# START OF DATA FOR THIS EXERCISE

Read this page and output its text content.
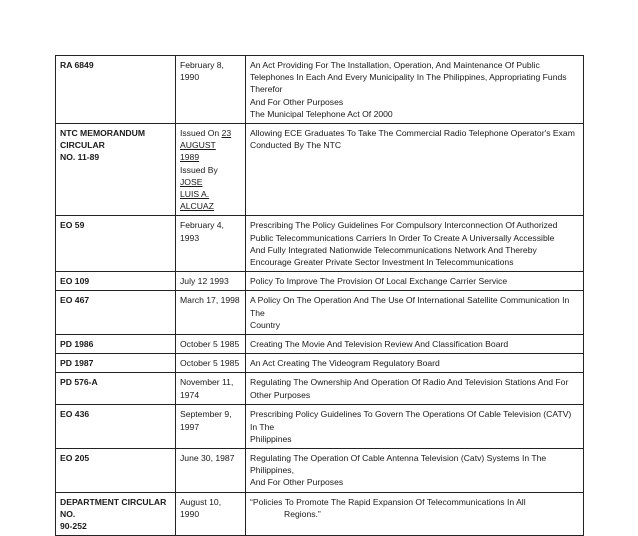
RA 6849	February 8, 1990	An Act Providing For The Installation, Operation, And Maintenance Of Public
Telephones In Each And Every Municipality In The Philippines, Appropriating Funds Therefor
And For Other Purposes
The Municipal Telephone Act Of 2000

NTC MEMORANDUM
CIRCULAR
NO. 11-89	Issued On 23
AUGUST
1989
Issued By JOSE
LUIS A. ALCUAZ	Allowing ECE Graduates To Take The Commercial Radio Telephone Operator's Exam
Conducted By The NTC

EO 59	February 4, 1993	Prescribing The Policy Guidelines For Compulsory Interconnection Of Authorized
Public Telecommunications Carriers In Order To Create A Universally Accessible
And Fully Integrated Nationwide Telecommunications Network And Thereby
Encourage Greater Private Sector Investment In Telecommunications

EO 109	July 12 1993	Policy To Improve The Provision Of Local Exchange Carrier Service

EO 467	March 17, 1998	A Policy On The Operation And The Use Of International Satellite Communication In The
Country

PD 1986	October 5 1985	Creating The Movie And Television Review And Classification Board

PD 1987	October 5 1985	An Act Creating The Videogram Regulatory Board

PD 576-A	November 11,
1974	Regulating The Ownership And Operation Of Radio And Television Stations And For
Other Purposes

EO 436	September 9,
1997	Prescribing Policy Guidelines To Govern The Operations Of Cable Television (CATV) In The
Philippines

EO 205	June 30, 1987	Regulating The Operation Of Cable Antenna Television (Catv) Systems In The Philippines,
And For Other Purposes

DEPARTMENT CIRCULAR NO.
90-252	August 10, 1990	“Policies To Promote The Rapid Expansion Of Telecommunications In All
Regions.”
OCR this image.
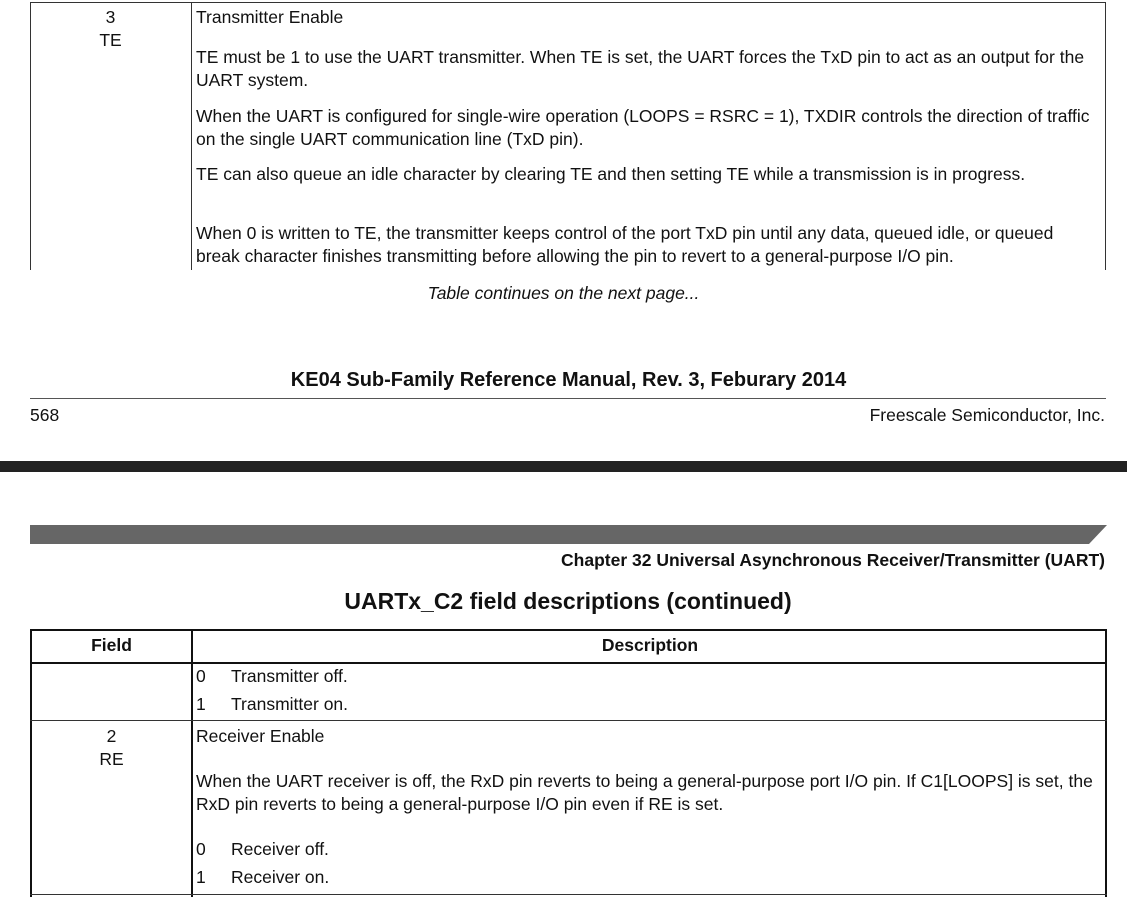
3
TE
Transmitter Enable
TE must be 1 to use the UART transmitter. When TE is set, the UART forces the TxD pin to act as an output for the UART system.
When the UART is configured for single-wire operation (LOOPS = RSRC = 1), TXDIR controls the direction of traffic on the single UART communication line (TxD pin).
TE can also queue an idle character by clearing TE and then setting TE while a transmission is in progress.
When 0 is written to TE, the transmitter keeps control of the port TxD pin until any data, queued idle, or queued break character finishes transmitting before allowing the pin to revert to a general-purpose I/O pin.
Table continues on the next page...
KE04 Sub-Family Reference Manual, Rev. 3, Feburary 2014
568	Freescale Semiconductor, Inc.
Chapter 32 Universal Asynchronous Receiver/Transmitter (UART)
UARTx_C2 field descriptions (continued)
Field	Description
0 Transmitter off.
1 Transmitter on.
2
RE
Receiver Enable
When the UART receiver is off, the RxD pin reverts to being a general-purpose port I/O pin. If C1[LOOPS] is set, the RxD pin reverts to being a general-purpose I/O pin even if RE is set.
0 Receiver off.
1 Receiver on.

# END OF DATA FOR THIS EXERCISE

TASK STATEMENT:
Leave the pictures out and copy the rest of the data exactly.

SOLUTION FOR THIS TASK:
Read this page and output its text content.
RA 6849	February 8, 1990	An Act Providing For The Installation, Operation, And Maintenance Of Public
Telephones In Each And Every Municipality In The Philippines, Appropriating Funds Therefor
And For Other Purposes
The Municipal Telephone Act Of 2000

NTC MEMORANDUM
CIRCULAR
NO. 11-89	Issued On 23
AUGUST
1989
Issued By JOSE
LUIS A. ALCUAZ	Allowing ECE Graduates To Take The Commercial Radio Telephone Operator's Exam
Conducted By The NTC

EO 59	February 4, 1993	Prescribing The Policy Guidelines For Compulsory Interconnection Of Authorized
Public Telecommunications Carriers In Order To Create A Universally Accessible
And Fully Integrated Nationwide Telecommunications Network And Thereby
Encourage Greater Private Sector Investment In Telecommunications

EO 109	July 12 1993	Policy To Improve The Provision Of Local Exchange Carrier Service

EO 467	March 17, 1998	A Policy On The Operation And The Use Of International Satellite Communication In The
Country

PD 1986	October 5 1985	Creating The Movie And Television Review And Classification Board

PD 1987	October 5 1985	An Act Creating The Videogram Regulatory Board

PD 576-A	November 11,
1974	Regulating The Ownership And Operation Of Radio And Television Stations And For
Other Purposes

EO 436	September 9,
1997	Prescribing Policy Guidelines To Govern The Operations Of Cable Television (CATV) In The
Philippines

EO 205	June 30, 1987	Regulating The Operation Of Cable Antenna Television (Catv) Systems In The Philippines,
And For Other Purposes

DEPARTMENT CIRCULAR NO.
90-252	August 10, 1990	“Policies To Promote The Rapid Expansion Of Telecommunications In All
Regions.”
OCR this image.
3
TE
Transmitter Enable
TE must be 1 to use the UART transmitter. When TE is set, the UART forces the TxD pin to act as an output for the UART system.
When the UART is configured for single-wire operation (LOOPS = RSRC = 1), TXDIR controls the direction of traffic on the single UART communication line (TxD pin).
TE can also queue an idle character by clearing TE and then setting TE while a transmission is in progress.
When 0 is written to TE, the transmitter keeps control of the port TxD pin until any data, queued idle, or queued break character finishes transmitting before allowing the pin to revert to a general-purpose I/O pin.
Table continues on the next page...
KE04 Sub-Family Reference Manual, Rev. 3, Feburary 2014
568	Freescale Semiconductor, Inc.
Chapter 32 Universal Asynchronous Receiver/Transmitter (UART)
UARTx_C2 field descriptions (continued)
Field	Description
0 Transmitter off.
1 Transmitter on.
2
RE
Receiver Enable
When the UART receiver is off, the RxD pin reverts to being a general-purpose port I/O pin. If C1[LOOPS] is set, the RxD pin reverts to being a general-purpose I/O pin even if RE is set.
0 Receiver off.
1 Receiver on.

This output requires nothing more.